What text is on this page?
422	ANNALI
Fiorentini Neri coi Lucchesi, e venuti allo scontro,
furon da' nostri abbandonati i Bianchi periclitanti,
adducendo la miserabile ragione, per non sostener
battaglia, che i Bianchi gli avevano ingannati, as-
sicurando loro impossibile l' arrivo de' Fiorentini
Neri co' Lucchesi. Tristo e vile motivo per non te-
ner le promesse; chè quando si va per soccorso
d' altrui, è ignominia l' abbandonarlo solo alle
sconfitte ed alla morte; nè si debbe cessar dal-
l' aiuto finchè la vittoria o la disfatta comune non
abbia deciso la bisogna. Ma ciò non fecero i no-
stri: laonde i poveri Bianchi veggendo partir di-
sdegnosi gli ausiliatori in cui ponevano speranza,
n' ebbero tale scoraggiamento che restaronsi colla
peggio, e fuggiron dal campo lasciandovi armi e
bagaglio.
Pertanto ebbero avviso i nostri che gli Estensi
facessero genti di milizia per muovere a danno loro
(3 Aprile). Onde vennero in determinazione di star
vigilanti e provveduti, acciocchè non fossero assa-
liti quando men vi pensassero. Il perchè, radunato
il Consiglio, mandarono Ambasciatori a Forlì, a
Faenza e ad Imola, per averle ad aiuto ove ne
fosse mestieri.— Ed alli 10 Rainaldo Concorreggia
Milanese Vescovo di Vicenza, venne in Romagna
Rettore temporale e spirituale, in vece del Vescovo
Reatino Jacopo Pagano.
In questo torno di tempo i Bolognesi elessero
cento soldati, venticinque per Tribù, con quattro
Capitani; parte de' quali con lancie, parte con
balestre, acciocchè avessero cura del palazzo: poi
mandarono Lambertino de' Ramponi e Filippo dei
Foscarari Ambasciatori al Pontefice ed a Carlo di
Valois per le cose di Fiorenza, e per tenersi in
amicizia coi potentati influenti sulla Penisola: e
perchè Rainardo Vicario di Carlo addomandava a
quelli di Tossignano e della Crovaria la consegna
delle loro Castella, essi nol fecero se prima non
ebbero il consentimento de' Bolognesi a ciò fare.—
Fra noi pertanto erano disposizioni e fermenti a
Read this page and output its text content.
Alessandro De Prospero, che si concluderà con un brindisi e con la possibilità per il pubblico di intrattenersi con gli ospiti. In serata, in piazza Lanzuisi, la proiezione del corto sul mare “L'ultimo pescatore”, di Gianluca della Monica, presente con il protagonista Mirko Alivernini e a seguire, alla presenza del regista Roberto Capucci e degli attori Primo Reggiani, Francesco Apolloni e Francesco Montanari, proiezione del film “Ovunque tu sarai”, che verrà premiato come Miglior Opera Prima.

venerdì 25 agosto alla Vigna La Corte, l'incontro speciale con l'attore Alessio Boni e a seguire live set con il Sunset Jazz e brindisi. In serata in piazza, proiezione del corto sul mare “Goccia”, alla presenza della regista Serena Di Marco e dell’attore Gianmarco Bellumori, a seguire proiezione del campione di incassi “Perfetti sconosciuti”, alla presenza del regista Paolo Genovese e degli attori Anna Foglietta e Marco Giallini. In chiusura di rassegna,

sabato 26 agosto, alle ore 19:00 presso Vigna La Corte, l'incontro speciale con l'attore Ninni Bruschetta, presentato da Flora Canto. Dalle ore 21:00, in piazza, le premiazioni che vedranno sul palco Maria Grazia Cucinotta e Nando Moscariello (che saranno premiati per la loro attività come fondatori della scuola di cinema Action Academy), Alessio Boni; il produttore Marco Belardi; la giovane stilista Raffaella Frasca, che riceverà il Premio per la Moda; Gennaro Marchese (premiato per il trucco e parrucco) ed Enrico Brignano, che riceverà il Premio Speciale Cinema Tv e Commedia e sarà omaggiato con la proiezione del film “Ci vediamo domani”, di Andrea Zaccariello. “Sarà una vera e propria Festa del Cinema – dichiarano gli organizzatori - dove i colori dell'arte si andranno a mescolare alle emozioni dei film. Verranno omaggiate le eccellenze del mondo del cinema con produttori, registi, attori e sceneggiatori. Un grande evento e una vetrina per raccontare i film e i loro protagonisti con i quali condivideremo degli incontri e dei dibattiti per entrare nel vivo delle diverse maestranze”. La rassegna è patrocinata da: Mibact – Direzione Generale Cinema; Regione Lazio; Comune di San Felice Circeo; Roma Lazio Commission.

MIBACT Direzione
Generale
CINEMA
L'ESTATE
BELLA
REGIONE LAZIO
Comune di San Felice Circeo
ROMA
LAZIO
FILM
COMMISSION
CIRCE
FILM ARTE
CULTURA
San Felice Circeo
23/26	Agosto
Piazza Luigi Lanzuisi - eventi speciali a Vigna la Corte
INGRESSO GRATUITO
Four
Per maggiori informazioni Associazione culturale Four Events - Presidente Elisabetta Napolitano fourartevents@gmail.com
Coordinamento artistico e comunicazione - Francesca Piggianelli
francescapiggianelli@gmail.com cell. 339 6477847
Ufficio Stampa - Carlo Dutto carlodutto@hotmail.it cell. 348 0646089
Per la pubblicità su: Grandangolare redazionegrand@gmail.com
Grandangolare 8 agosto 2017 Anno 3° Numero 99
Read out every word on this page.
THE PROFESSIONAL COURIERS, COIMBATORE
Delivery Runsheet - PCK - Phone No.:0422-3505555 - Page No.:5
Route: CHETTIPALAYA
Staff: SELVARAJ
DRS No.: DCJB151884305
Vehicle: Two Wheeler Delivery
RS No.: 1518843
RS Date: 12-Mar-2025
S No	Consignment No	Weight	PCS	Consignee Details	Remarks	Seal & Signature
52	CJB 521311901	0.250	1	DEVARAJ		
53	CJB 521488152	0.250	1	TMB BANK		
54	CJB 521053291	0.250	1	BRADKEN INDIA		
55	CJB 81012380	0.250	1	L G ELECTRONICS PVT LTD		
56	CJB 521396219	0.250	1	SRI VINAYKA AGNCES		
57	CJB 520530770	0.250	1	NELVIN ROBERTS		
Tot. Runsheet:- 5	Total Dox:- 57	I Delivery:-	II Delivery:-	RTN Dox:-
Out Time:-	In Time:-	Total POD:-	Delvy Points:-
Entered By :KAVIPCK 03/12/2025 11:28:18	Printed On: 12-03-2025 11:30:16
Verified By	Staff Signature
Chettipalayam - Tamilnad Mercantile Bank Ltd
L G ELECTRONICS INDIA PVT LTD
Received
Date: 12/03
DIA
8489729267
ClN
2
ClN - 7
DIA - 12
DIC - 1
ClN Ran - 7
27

○ ○ ○

**WHAT IS BEING ASKED**
Output all preceding records character for character.

**PROBLEM SOLUTION**
What text is on this page?
422	ANNALI
Fiorentini Neri coi Lucchesi, e venuti allo scontro,
furon da' nostri abbandonati i Bianchi periclitanti,
adducendo la miserabile ragione, per non sostener
battaglia, che i Bianchi gli avevano ingannati, as-
sicurando loro impossibile l' arrivo de' Fiorentini
Neri co' Lucchesi. Tristo e vile motivo per non te-
ner le promesse; chè quando si va per soccorso
d' altrui, è ignominia l' abbandonarlo solo alle
sconfitte ed alla morte; nè si debbe cessar dal-
l' aiuto finchè la vittoria o la disfatta comune non
abbia deciso la bisogna. Ma ciò non fecero i no-
stri: laonde i poveri Bianchi veggendo partir di-
sdegnosi gli ausiliatori in cui ponevano speranza,
n' ebbero tale scoraggiamento che restaronsi colla
peggio, e fuggiron dal campo lasciandovi armi e
bagaglio.
Pertanto ebbero avviso i nostri che gli Estensi
facessero genti di milizia per muovere a danno loro
(3 Aprile). Onde vennero in determinazione di star
vigilanti e provveduti, acciocchè non fossero assa-
liti quando men vi pensassero. Il perchè, radunato
il Consiglio, mandarono Ambasciatori a Forlì, a
Faenza e ad Imola, per averle ad aiuto ove ne
fosse mestieri.— Ed alli 10 Rainaldo Concorreggia
Milanese Vescovo di Vicenza, venne in Romagna
Rettore temporale e spirituale, in vece del Vescovo
Reatino Jacopo Pagano.
In questo torno di tempo i Bolognesi elessero
cento soldati, venticinque per Tribù, con quattro
Capitani; parte de' quali con lancie, parte con
balestre, acciocchè avessero cura del palazzo: poi
mandarono Lambertino de' Ramponi e Filippo dei
Foscarari Ambasciatori al Pontefice ed a Carlo di
Valois per le cose di Fiorenza, e per tenersi in
amicizia coi potentati influenti sulla Penisola: e
perchè Rainardo Vicario di Carlo addomandava a
quelli di Tossignano e della Crovaria la consegna
delle loro Castella, essi nol fecero se prima non
ebbero il consentimento de' Bolognesi a ciò fare.—
Fra noi pertanto erano disposizioni e fermenti a
Read this page and output its text content.
Alessandro De Prospero, che si concluderà con un brindisi e con la possibilità per il pubblico di intrattenersi con gli ospiti. In serata, in piazza Lanzuisi, la proiezione del corto sul mare “L'ultimo pescatore”, di Gianluca della Monica, presente con il protagonista Mirko Alivernini e a seguire, alla presenza del regista Roberto Capucci e degli attori Primo Reggiani, Francesco Apolloni e Francesco Montanari, proiezione del film “Ovunque tu sarai”, che verrà premiato come Miglior Opera Prima.

venerdì 25 agosto alla Vigna La Corte, l'incontro speciale con l'attore Alessio Boni e a seguire live set con il Sunset Jazz e brindisi. In serata in piazza, proiezione del corto sul mare “Goccia”, alla presenza della regista Serena Di Marco e dell’attore Gianmarco Bellumori, a seguire proiezione del campione di incassi “Perfetti sconosciuti”, alla presenza del regista Paolo Genovese e degli attori Anna Foglietta e Marco Giallini. In chiusura di rassegna,

sabato 26 agosto, alle ore 19:00 presso Vigna La Corte, l'incontro speciale con l'attore Ninni Bruschetta, presentato da Flora Canto. Dalle ore 21:00, in piazza, le premiazioni che vedranno sul palco Maria Grazia Cucinotta e Nando Moscariello (che saranno premiati per la loro attività come fondatori della scuola di cinema Action Academy), Alessio Boni; il produttore Marco Belardi; la giovane stilista Raffaella Frasca, che riceverà il Premio per la Moda; Gennaro Marchese (premiato per il trucco e parrucco) ed Enrico Brignano, che riceverà il Premio Speciale Cinema Tv e Commedia e sarà omaggiato con la proiezione del film “Ci vediamo domani”, di Andrea Zaccariello. “Sarà una vera e propria Festa del Cinema – dichiarano gli organizzatori - dove i colori dell'arte si andranno a mescolare alle emozioni dei film. Verranno omaggiate le eccellenze del mondo del cinema con produttori, registi, attori e sceneggiatori. Un grande evento e una vetrina per raccontare i film e i loro protagonisti con i quali condivideremo degli incontri e dei dibattiti per entrare nel vivo delle diverse maestranze”. La rassegna è patrocinata da: Mibact – Direzione Generale Cinema; Regione Lazio; Comune di San Felice Circeo; Roma Lazio Commission.

MIBACT Direzione
Generale
CINEMA
L'ESTATE
BELLA
REGIONE LAZIO
Comune di San Felice Circeo
ROMA
LAZIO
FILM
COMMISSION
CIRCE
FILM ARTE
CULTURA
San Felice Circeo
23/26	Agosto
Piazza Luigi Lanzuisi - eventi speciali a Vigna la Corte
INGRESSO GRATUITO
Four
Per maggiori informazioni Associazione culturale Four Events - Presidente Elisabetta Napolitano fourartevents@gmail.com
Coordinamento artistico e comunicazione - Francesca Piggianelli
francescapiggianelli@gmail.com cell. 339 6477847
Ufficio Stampa - Carlo Dutto carlodutto@hotmail.it cell. 348 0646089
Per la pubblicità su: Grandangolare redazionegrand@gmail.com
Grandangolare 8 agosto 2017 Anno 3° Numero 99
Read out every word on this page.
THE PROFESSIONAL COURIERS, COIMBATORE
Delivery Runsheet - PCK - Phone No.:0422-3505555 - Page No.:5
Route: CHETTIPALAYA
Staff: SELVARAJ
DRS No.: DCJB151884305
Vehicle: Two Wheeler Delivery
RS No.: 1518843
RS Date: 12-Mar-2025
S No	Consignment No	Weight	PCS	Consignee Details	Remarks	Seal & Signature
52	CJB 521311901	0.250	1	DEVARAJ		
53	CJB 521488152	0.250	1	TMB BANK		
54	CJB 521053291	0.250	1	BRADKEN INDIA		
55	CJB 81012380	0.250	1	L G ELECTRONICS PVT LTD		
56	CJB 521396219	0.250	1	SRI VINAYKA AGNCES		
57	CJB 520530770	0.250	1	NELVIN ROBERTS		
Tot. Runsheet:- 5	Total Dox:- 57	I Delivery:-	II Delivery:-	RTN Dox:-
Out Time:-	In Time:-	Total POD:-	Delvy Points:-
Entered By :KAVIPCK 03/12/2025 11:28:18	Printed On: 12-03-2025 11:30:16
Verified By	Staff Signature
Chettipalayam - Tamilnad Mercantile Bank Ltd
L G ELECTRONICS INDIA PVT LTD
Received
Date: 12/03
DIA
8489729267
ClN
2
ClN - 7
DIA - 12
DIC - 1
ClN Ran - 7
27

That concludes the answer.